=== AIM OF THE TASK ===
In the data, extract each line that holds the string "JSON".

=== DATA FOR THIS TASK ===
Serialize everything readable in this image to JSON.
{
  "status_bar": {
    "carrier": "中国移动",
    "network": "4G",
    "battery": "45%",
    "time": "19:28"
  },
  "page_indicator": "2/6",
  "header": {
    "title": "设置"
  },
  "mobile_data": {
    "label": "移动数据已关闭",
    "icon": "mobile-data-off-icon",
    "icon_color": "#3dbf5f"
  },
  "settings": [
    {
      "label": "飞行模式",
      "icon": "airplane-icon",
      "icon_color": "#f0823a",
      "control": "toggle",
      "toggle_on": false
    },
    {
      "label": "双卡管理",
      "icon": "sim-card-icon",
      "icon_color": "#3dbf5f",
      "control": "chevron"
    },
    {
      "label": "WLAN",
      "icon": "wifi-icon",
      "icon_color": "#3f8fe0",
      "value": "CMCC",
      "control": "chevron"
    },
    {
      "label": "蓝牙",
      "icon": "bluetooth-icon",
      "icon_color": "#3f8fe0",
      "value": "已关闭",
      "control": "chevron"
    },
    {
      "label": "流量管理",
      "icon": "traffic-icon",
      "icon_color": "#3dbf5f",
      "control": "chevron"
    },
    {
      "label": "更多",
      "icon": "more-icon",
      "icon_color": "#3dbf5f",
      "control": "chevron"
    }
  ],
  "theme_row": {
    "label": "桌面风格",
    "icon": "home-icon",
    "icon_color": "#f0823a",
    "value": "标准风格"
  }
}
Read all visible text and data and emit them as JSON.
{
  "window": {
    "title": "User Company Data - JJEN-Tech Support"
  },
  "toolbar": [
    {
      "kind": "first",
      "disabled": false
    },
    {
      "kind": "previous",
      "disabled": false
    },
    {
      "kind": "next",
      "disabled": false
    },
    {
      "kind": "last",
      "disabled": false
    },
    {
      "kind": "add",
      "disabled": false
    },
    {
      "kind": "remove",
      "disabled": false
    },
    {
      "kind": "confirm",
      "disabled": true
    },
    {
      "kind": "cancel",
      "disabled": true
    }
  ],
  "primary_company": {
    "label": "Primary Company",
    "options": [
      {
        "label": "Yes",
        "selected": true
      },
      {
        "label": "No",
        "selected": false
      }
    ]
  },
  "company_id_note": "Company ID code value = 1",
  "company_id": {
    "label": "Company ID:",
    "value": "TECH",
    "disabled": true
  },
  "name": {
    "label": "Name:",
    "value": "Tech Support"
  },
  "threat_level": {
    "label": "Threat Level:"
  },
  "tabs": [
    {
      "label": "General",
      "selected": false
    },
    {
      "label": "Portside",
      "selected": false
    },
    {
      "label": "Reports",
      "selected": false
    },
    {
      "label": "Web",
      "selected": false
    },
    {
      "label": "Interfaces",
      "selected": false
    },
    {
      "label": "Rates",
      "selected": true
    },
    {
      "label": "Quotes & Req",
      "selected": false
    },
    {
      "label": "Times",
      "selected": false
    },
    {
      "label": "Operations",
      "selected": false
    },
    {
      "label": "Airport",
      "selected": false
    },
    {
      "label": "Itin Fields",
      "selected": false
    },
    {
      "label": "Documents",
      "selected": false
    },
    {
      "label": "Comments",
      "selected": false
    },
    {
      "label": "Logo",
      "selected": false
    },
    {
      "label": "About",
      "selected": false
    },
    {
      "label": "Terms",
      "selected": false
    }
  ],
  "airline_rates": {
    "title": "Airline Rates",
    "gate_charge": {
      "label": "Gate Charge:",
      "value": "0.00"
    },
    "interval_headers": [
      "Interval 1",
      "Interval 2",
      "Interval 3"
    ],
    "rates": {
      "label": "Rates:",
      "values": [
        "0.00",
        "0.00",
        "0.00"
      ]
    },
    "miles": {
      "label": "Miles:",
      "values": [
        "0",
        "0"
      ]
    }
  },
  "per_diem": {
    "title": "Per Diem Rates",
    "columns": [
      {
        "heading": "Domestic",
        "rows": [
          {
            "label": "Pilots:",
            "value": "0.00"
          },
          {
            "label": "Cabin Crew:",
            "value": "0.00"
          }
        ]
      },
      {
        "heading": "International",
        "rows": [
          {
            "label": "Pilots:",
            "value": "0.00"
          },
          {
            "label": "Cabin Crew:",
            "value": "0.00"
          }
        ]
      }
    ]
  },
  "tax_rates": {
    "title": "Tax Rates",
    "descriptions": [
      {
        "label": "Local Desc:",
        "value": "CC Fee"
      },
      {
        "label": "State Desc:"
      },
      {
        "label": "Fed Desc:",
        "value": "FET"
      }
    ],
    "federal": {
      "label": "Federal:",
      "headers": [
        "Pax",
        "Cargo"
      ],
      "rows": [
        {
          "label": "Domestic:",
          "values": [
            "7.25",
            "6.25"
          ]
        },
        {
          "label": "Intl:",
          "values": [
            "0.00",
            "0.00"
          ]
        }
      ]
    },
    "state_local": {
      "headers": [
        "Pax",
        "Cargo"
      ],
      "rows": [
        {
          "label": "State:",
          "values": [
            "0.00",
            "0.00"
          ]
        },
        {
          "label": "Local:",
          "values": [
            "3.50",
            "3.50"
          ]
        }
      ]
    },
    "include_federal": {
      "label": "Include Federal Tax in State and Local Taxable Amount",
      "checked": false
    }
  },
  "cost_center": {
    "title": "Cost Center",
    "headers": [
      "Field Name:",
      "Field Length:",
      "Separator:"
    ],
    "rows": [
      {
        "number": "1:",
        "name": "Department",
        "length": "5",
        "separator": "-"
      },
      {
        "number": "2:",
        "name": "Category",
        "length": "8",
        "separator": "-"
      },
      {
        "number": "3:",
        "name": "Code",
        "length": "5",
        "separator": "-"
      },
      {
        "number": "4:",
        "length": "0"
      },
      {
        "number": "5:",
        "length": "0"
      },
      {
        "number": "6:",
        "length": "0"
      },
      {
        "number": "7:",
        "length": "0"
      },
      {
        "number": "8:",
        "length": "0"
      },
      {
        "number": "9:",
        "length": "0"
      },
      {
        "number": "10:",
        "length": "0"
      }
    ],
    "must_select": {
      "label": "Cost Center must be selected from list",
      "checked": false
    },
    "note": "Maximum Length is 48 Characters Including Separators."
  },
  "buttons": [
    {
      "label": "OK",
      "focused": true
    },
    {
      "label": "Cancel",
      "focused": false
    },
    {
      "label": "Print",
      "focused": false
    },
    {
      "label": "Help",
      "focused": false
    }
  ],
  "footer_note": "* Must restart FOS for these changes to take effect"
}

=== EXERCISE ANSWER ===
Serialize everything readable in this image to JSON.
Read all visible text and data and emit them as JSON.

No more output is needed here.